● Material to process:
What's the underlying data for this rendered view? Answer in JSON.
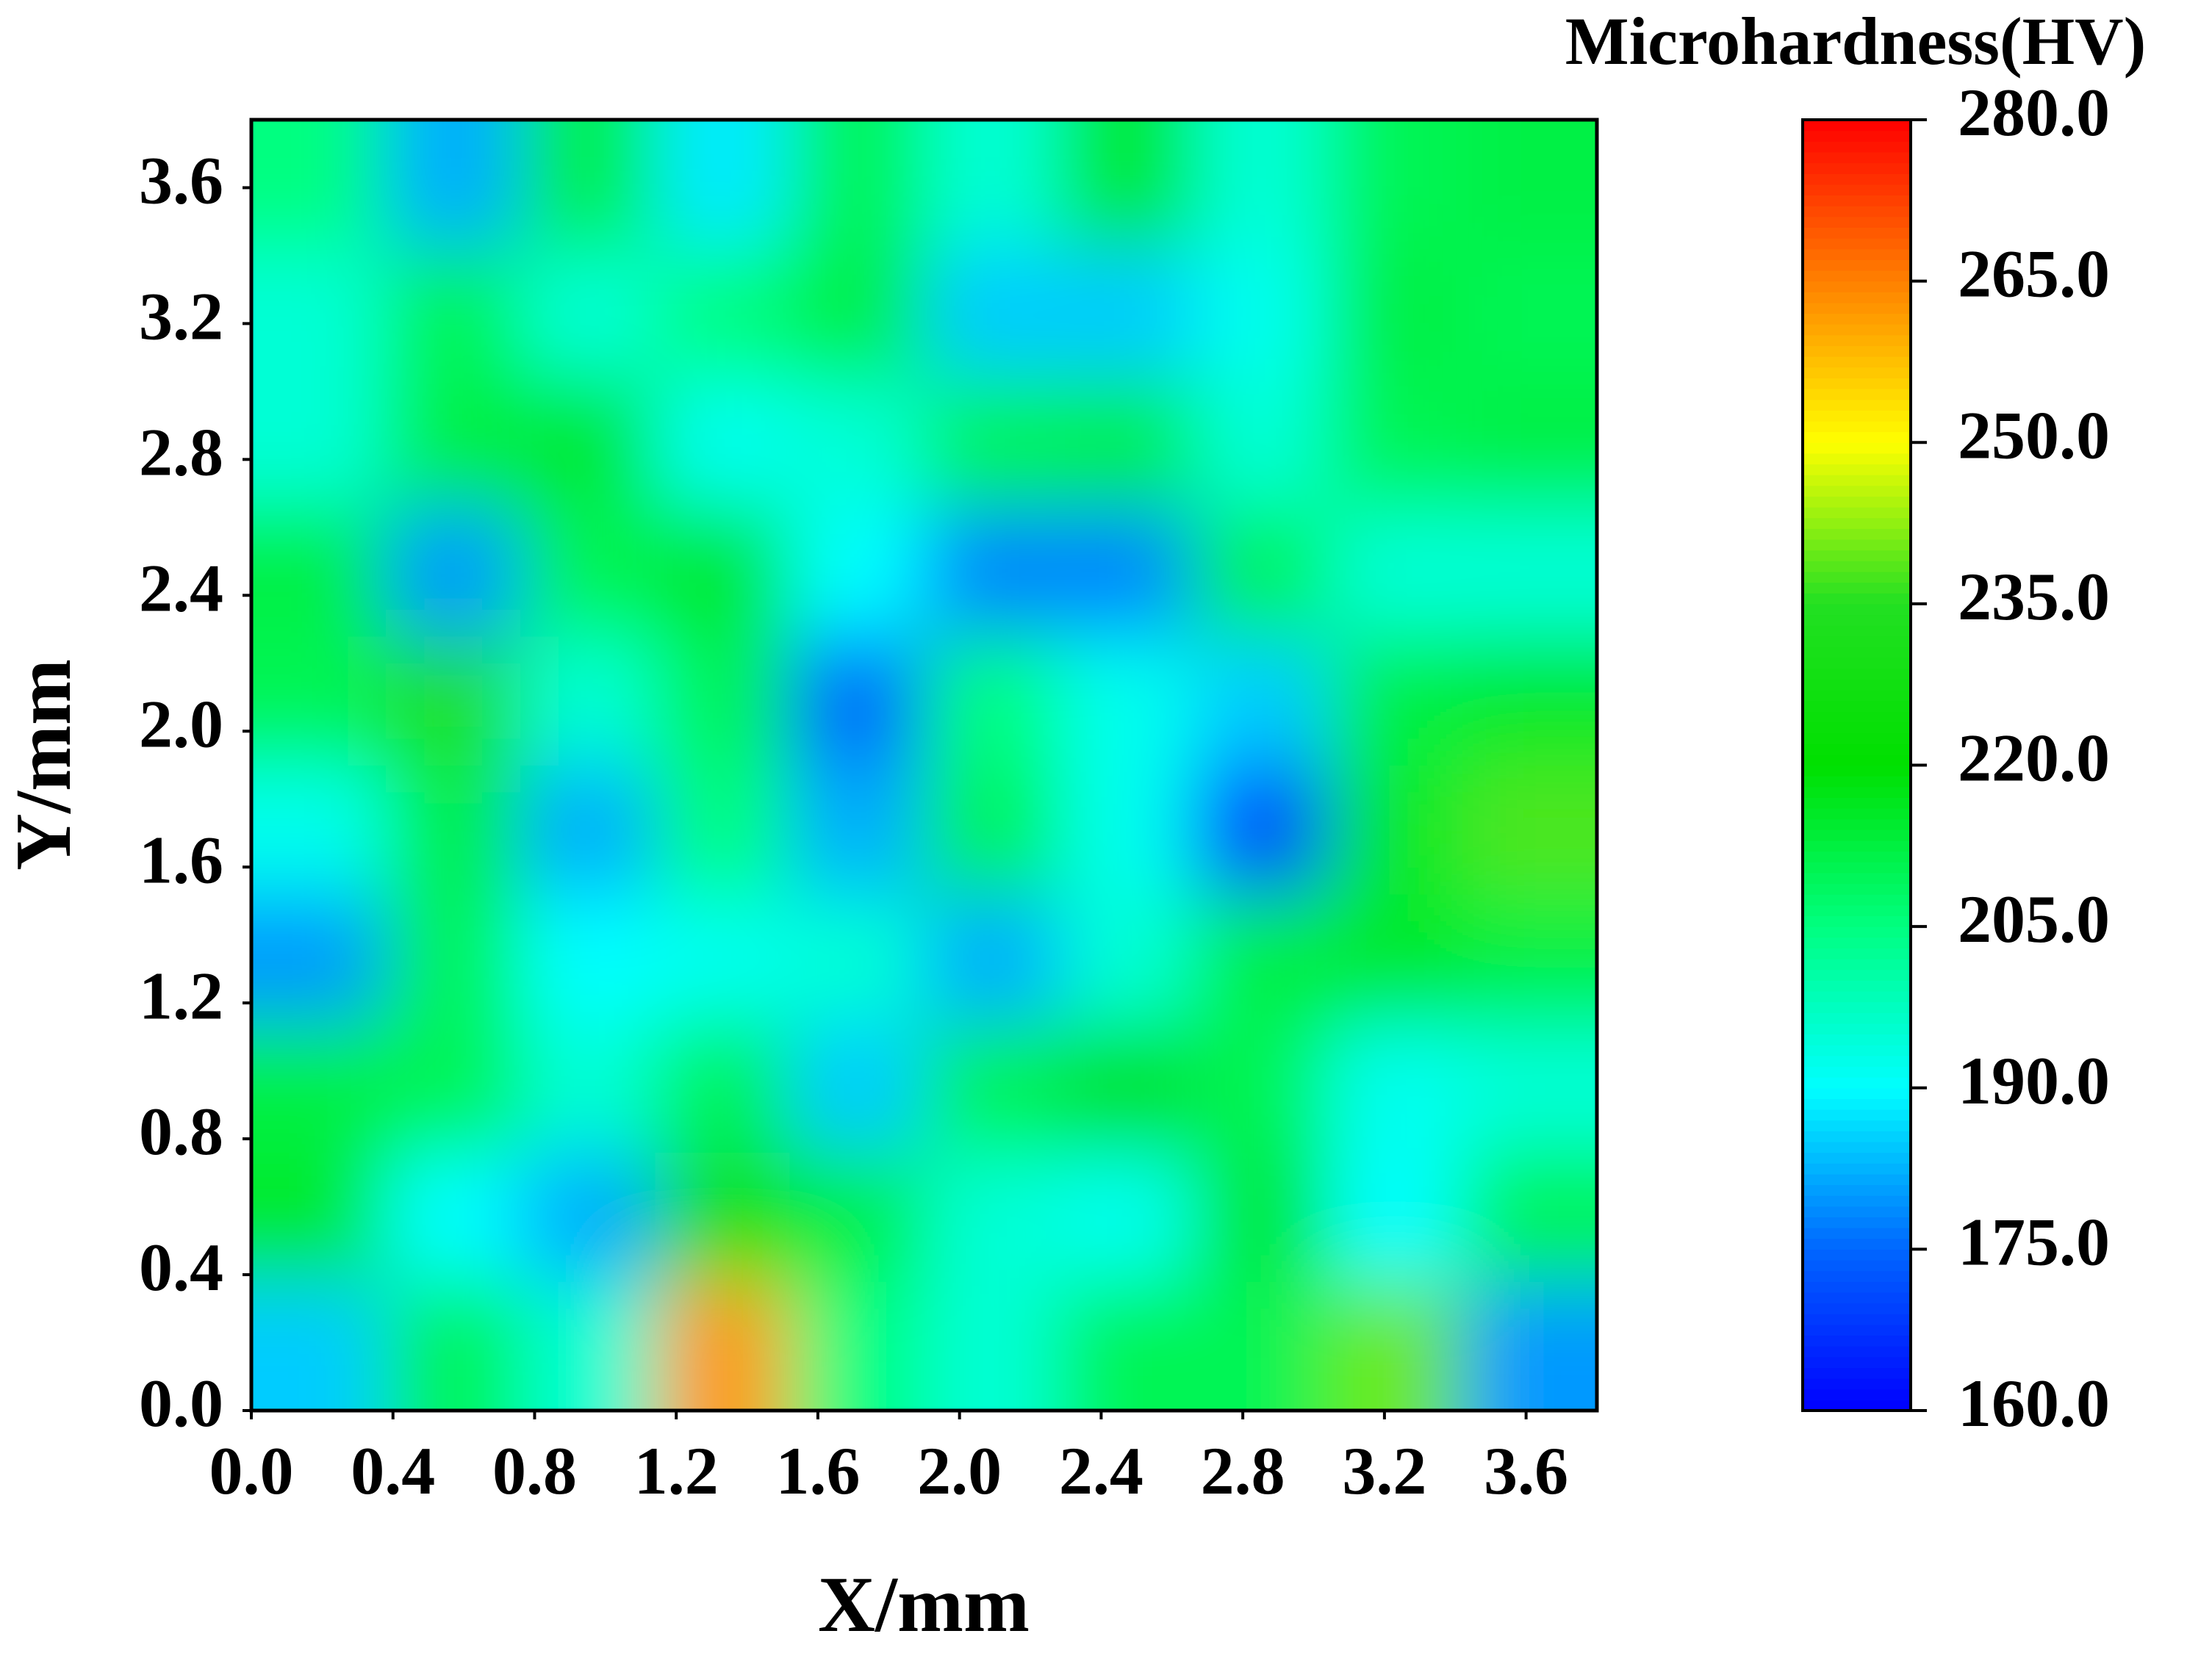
{
  "chart_data": {
    "type": "heatmap",
    "xlabel": "X/mm",
    "ylabel": "Y/mm",
    "colorbar_title": "Microhardness(HV)",
    "xlim": [
      0,
      3.8
    ],
    "ylim": [
      0,
      3.8
    ],
    "xticks": [
      {
        "value": 0,
        "label": "0.0"
      },
      {
        "value": 0.4,
        "label": "0.4"
      },
      {
        "value": 0.8,
        "label": "0.8"
      },
      {
        "value": 1.2,
        "label": "1.2"
      },
      {
        "value": 1.6,
        "label": "1.6"
      },
      {
        "value": 2.0,
        "label": "2.0"
      },
      {
        "value": 2.4,
        "label": "2.4"
      },
      {
        "value": 2.8,
        "label": "2.8"
      },
      {
        "value": 3.2,
        "label": "3.2"
      },
      {
        "value": 3.6,
        "label": "3.6"
      }
    ],
    "yticks": [
      {
        "value": 0,
        "label": "0.0"
      },
      {
        "value": 0.4,
        "label": "0.4"
      },
      {
        "value": 0.8,
        "label": "0.8"
      },
      {
        "value": 1.2,
        "label": "1.2"
      },
      {
        "value": 1.6,
        "label": "1.6"
      },
      {
        "value": 2.0,
        "label": "2.0"
      },
      {
        "value": 2.4,
        "label": "2.4"
      },
      {
        "value": 2.8,
        "label": "2.8"
      },
      {
        "value": 3.2,
        "label": "3.2"
      },
      {
        "value": 3.6,
        "label": "3.6"
      }
    ],
    "clim": [
      160,
      280
    ],
    "cticks": [
      {
        "value": 160,
        "label": "160.0"
      },
      {
        "value": 175,
        "label": "175.0"
      },
      {
        "value": 190,
        "label": "190.0"
      },
      {
        "value": 205,
        "label": "205.0"
      },
      {
        "value": 220,
        "label": "220.0"
      },
      {
        "value": 235,
        "label": "235.0"
      },
      {
        "value": 250,
        "label": "250.0"
      },
      {
        "value": 265,
        "label": "265.0"
      },
      {
        "value": 280,
        "label": "280.0"
      }
    ],
    "colorscale": [
      [
        160,
        "#0000ff"
      ],
      [
        175,
        "#0066ff"
      ],
      [
        190,
        "#00ffff"
      ],
      [
        205,
        "#00ff80"
      ],
      [
        220,
        "#00e000"
      ],
      [
        235,
        "#22e022"
      ],
      [
        250,
        "#ffff00"
      ],
      [
        265,
        "#ff8000"
      ],
      [
        280,
        "#ff0000"
      ]
    ],
    "x": [
      0.19,
      0.57,
      0.95,
      1.33,
      1.71,
      2.09,
      2.47,
      2.85,
      3.23,
      3.61
    ],
    "y": [
      0.19,
      0.57,
      0.95,
      1.33,
      1.71,
      2.09,
      2.47,
      2.85,
      3.23,
      3.61
    ],
    "z": [
      [
        185,
        210,
        195,
        262,
        205,
        195,
        210,
        210,
        240,
        180
      ],
      [
        215,
        190,
        182,
        225,
        212,
        195,
        192,
        215,
        190,
        210
      ],
      [
        212,
        210,
        195,
        210,
        185,
        210,
        218,
        210,
        192,
        195
      ],
      [
        180,
        210,
        190,
        192,
        195,
        182,
        195,
        212,
        215,
        212
      ],
      [
        192,
        212,
        182,
        205,
        182,
        210,
        192,
        170,
        215,
        238
      ],
      [
        210,
        232,
        195,
        210,
        175,
        205,
        192,
        185,
        212,
        215
      ],
      [
        212,
        180,
        210,
        215,
        190,
        178,
        178,
        210,
        195,
        195
      ],
      [
        195,
        212,
        215,
        192,
        195,
        210,
        212,
        195,
        210,
        212
      ],
      [
        195,
        210,
        195,
        205,
        212,
        185,
        185,
        192,
        212,
        210
      ],
      [
        205,
        182,
        212,
        188,
        210,
        195,
        215,
        195,
        210,
        212
      ]
    ]
  }
}
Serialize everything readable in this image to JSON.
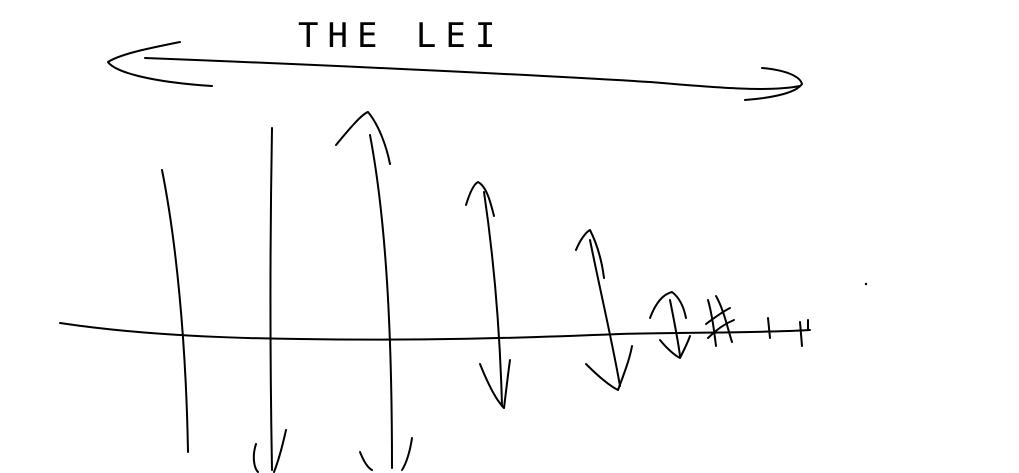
{
  "diagram": {
    "heading": "THE LEI",
    "ink_color": "#000000",
    "background_color": "#ffffff",
    "elements": [
      "double-headed-arrow",
      "baseline-axis",
      "vertical-oscillation-lines"
    ]
  }
}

● Your objective:
From the records above, pick out and copy each line holding the word "this".

● Exercise response:
What's the underlying data for this rendered view? Answer in JSON.
Serialize everything readable in this image to JSON.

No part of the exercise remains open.